_Objective_. Collect all the lines that mention the word "wang".

───── Records supplied ─────

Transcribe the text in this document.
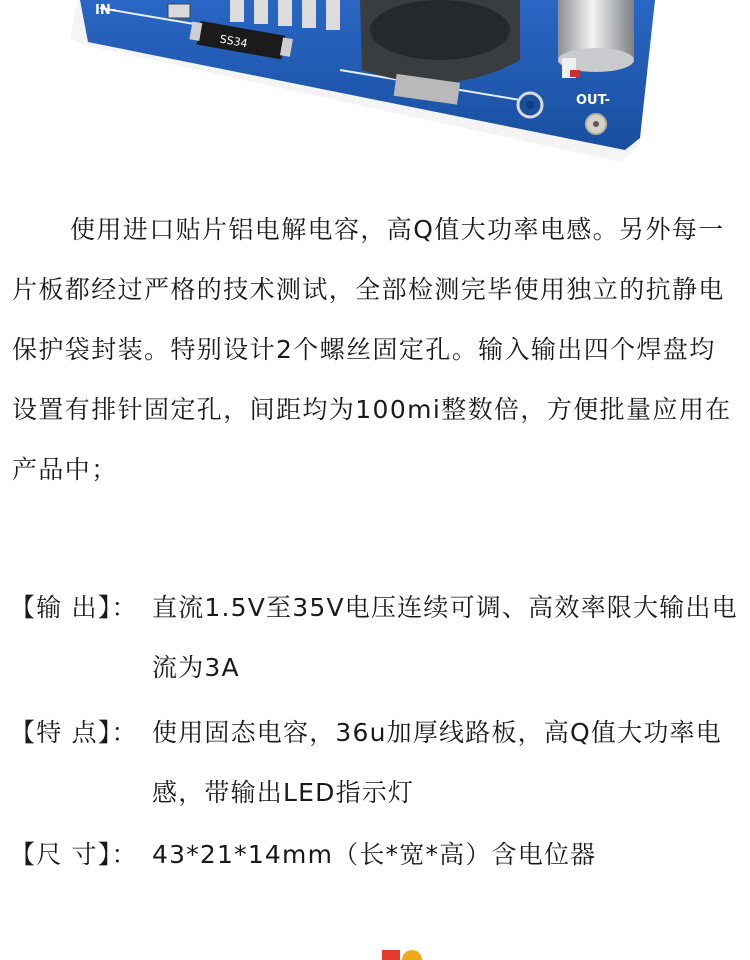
IN-
SS34
OUT-
使用进口贴片铝电解电容，高Q值大功率电感。另外每一
片板都经过严格的技术测试，全部检测完毕使用独立的抗静电
保护袋封装。特别设计2个螺丝固定孔。输入输出四个焊盘均
设置有排针固定孔，间距均为100mi整数倍，方便批量应用在
产品中；
【输 出】： 直流1.5V至35V电压连续可调、高效率限大输出电
流为3A
【特 点】： 使用固态电容，36u加厚线路板，高Q值大功率电
感，带输出LED指示灯
【尺 寸】： 43*21*14mm（长*宽*高）含电位器
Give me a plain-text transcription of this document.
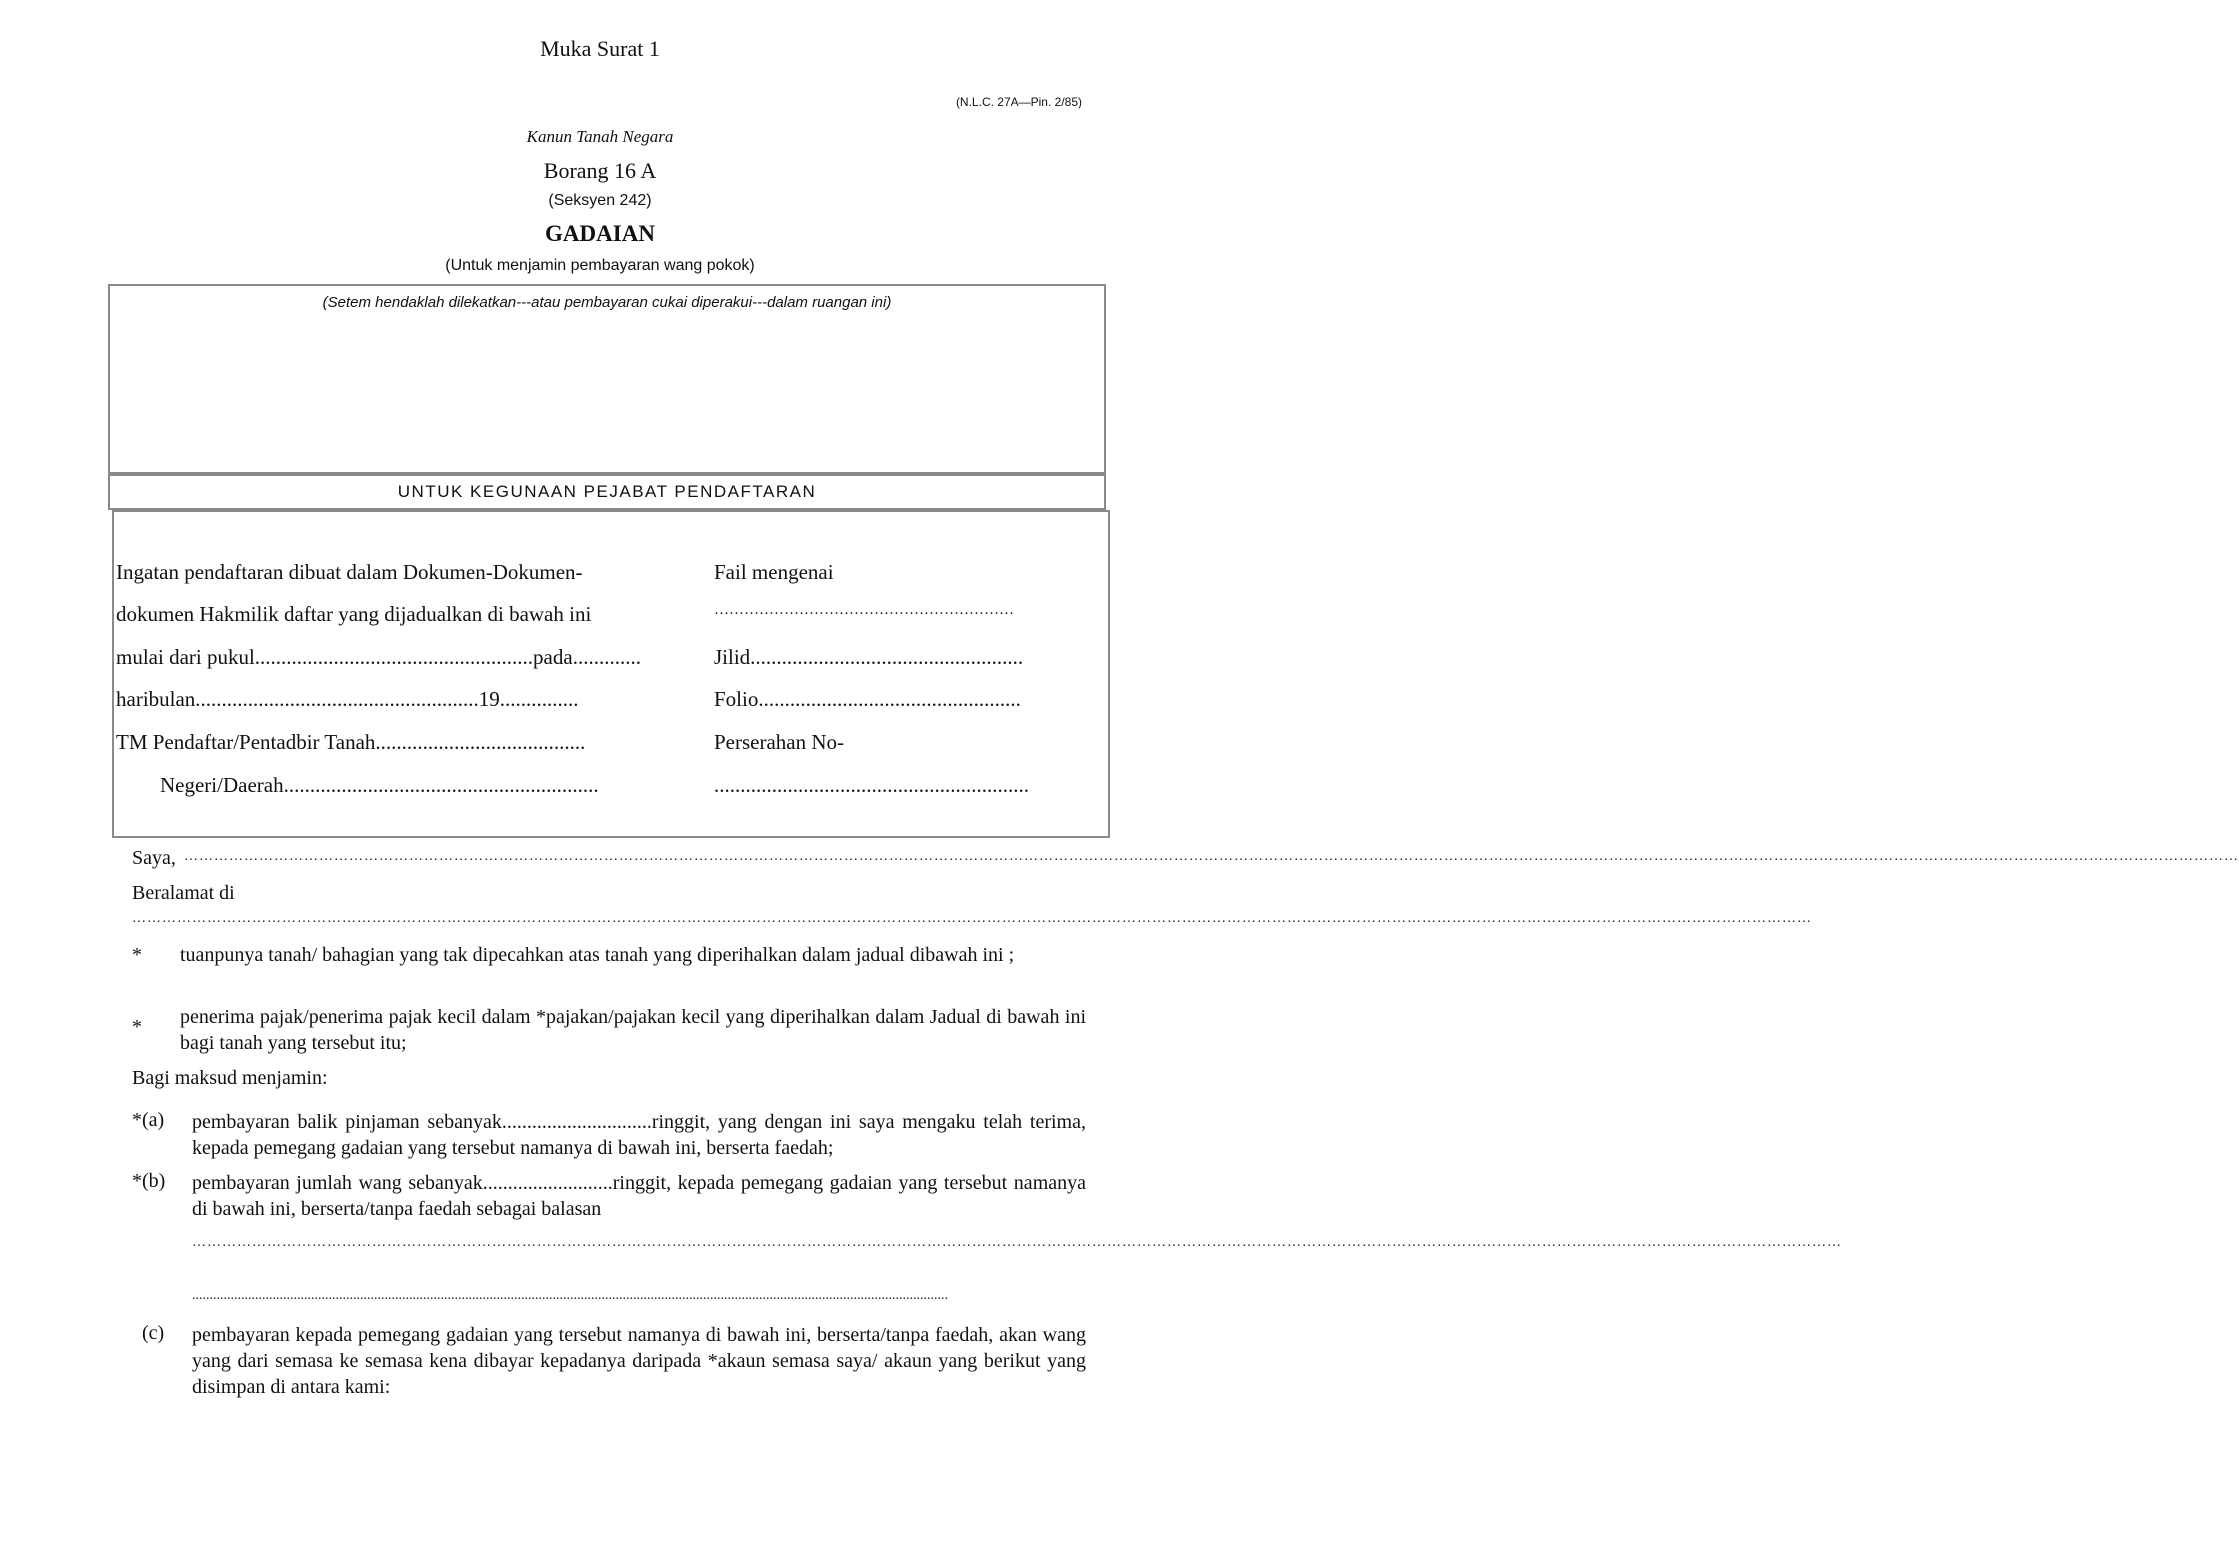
Muka Surat 1
(N.L.C. 27A—Pin. 2/85)
Kanun Tanah Negara
Borang 16 A
(Seksyen 242)
GADAIAN
(Untuk menjamin pembayaran wang pokok)
(Setem hendaklah dilekatkan---atau pembayaran cukai diperakui---dalam ruangan ini)
UNTUK KEGUNAAN PEJABAT PENDAFTARAN
Ingatan pendaftaran dibuat dalam Dokumen-Dokumen-
dokumen Hakmilik daftar yang dijadualkan di bawah ini
mulai dari pukul.....................................................pada.............
haribulan......................................................19...............
TM Pendaftar/Pentadbir Tanah........................................
Negeri/Daerah............................................................
Fail mengenai
……………………………………………………
Jilid....................................................
Folio..................................................
Perserahan No-
............................................................
Saya, ……………………………………………………………………………………………………………………………………………………………………………………………………………………………………………………………………………………………………………………………………………………………………………
Beralamat di
…………………………………………………………………………………………………………………………………………………………………………………………………………………………………………………………………………………………………………
* tuanpunya tanah/ bahagian yang tak dipecahkan atas tanah yang diperihalkan dalam jadual dibawah ini ;
* penerima pajak/penerima pajak kecil dalam *pajakan/pajakan kecil yang diperihalkan dalam Jadual di bawah ini bagi tanah yang tersebut itu;
Bagi maksud menjamin:
*(a) pembayaran balik pinjaman sebanyak..............................ringgit, yang dengan ini saya mengaku telah terima, kepada pemegang gadaian yang tersebut namanya di bawah ini, berserta faedah;
*(b) pembayaran jumlah wang sebanyak..........................ringgit, kepada pemegang gadaian yang tersebut namanya di bawah ini, berserta/tanpa faedah sebagai balasan
……………………………………………………………………………………………………………………………………………………………………………………………………………………………………………………………………………………………………
........................................................................................................................................................................................................................
(c) pembayaran kepada pemegang gadaian yang tersebut namanya di bawah ini, berserta/tanpa faedah, akan wang yang dari semasa ke semasa kena dibayar kepadanya daripada *akaun semasa saya/ akaun yang berikut yang disimpan di antara kami:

─────

_Result of this task_.
(Untuk menjamin pembayaran wang pokok)
*(b) pembayaran jumlah wang sebanyak..........................ringgit, kepada pemegang gadaian yang tersebut namanya di bawah ini, berserta/tanpa faedah sebagai balasan
(c) pembayaran kepada pemegang gadaian yang tersebut namanya di bawah ini, berserta/tanpa faedah, akan wang yang dari semasa ke semasa kena dibayar kepadanya daripada *akaun semasa saya/ akaun yang berikut yang disimpan di antara kami:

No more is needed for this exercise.